— Goal of the exercise —
In the material below, find each line holding the string "verified" and copy it.

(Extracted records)
>>>>>
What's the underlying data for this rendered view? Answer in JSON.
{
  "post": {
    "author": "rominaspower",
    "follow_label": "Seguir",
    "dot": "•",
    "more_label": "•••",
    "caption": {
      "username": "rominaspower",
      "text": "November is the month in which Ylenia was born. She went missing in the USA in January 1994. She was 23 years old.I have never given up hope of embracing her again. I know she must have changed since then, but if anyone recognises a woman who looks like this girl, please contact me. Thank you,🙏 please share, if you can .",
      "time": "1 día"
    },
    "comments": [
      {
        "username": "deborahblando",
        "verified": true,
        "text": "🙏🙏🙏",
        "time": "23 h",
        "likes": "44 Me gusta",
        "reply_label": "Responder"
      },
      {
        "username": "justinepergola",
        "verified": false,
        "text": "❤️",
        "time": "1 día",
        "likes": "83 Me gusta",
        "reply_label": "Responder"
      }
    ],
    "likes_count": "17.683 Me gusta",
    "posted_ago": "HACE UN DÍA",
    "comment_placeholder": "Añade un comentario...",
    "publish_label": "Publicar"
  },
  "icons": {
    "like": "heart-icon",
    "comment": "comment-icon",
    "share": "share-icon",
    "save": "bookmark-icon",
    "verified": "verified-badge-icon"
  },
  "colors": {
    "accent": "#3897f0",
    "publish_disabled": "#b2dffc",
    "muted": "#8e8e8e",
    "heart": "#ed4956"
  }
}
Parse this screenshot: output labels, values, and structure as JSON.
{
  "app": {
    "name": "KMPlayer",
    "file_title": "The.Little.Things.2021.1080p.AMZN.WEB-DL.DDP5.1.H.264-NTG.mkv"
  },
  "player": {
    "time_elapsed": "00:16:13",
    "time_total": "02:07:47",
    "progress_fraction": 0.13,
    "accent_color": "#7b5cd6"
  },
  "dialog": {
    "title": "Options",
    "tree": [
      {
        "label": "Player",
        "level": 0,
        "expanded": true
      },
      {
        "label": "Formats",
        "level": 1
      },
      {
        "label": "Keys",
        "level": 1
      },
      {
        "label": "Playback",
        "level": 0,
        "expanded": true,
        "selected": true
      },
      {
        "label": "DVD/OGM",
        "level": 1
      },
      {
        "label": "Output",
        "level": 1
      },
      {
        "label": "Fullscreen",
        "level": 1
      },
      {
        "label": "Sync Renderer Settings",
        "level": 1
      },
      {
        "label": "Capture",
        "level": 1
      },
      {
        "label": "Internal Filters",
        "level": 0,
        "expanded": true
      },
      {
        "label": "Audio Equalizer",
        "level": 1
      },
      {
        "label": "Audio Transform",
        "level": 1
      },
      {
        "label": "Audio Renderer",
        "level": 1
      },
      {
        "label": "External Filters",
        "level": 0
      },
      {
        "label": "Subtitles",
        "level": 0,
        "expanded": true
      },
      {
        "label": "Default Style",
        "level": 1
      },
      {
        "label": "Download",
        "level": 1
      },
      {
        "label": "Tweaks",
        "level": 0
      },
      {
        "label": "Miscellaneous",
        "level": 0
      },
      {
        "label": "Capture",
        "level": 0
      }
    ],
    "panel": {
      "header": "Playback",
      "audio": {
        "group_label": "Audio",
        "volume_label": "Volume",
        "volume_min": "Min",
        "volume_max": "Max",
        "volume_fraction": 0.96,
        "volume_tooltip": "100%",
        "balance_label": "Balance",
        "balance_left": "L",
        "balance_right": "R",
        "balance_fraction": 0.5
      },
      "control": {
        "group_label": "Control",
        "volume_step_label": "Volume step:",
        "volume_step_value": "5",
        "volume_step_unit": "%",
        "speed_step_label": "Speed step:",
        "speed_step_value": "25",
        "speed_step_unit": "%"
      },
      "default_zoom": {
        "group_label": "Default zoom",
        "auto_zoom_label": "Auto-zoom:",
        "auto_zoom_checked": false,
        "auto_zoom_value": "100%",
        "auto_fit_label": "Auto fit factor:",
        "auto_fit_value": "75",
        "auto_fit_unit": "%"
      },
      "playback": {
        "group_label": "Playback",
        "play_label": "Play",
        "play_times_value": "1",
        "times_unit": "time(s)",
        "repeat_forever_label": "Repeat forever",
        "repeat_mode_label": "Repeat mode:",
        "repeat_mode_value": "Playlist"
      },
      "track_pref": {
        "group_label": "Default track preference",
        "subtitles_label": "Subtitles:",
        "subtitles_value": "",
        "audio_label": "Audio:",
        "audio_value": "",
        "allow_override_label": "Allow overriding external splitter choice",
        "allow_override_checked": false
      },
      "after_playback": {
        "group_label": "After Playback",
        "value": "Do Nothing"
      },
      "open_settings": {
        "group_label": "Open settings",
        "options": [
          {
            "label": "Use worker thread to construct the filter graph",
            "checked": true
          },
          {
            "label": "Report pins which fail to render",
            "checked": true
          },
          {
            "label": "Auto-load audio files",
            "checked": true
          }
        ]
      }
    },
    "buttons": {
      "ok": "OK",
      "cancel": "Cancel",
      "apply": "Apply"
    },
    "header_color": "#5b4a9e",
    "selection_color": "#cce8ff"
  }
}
<<<<<
— Expected answer —
        "verified": true,
        "verified": false,
    "verified": "verified-badge-icon"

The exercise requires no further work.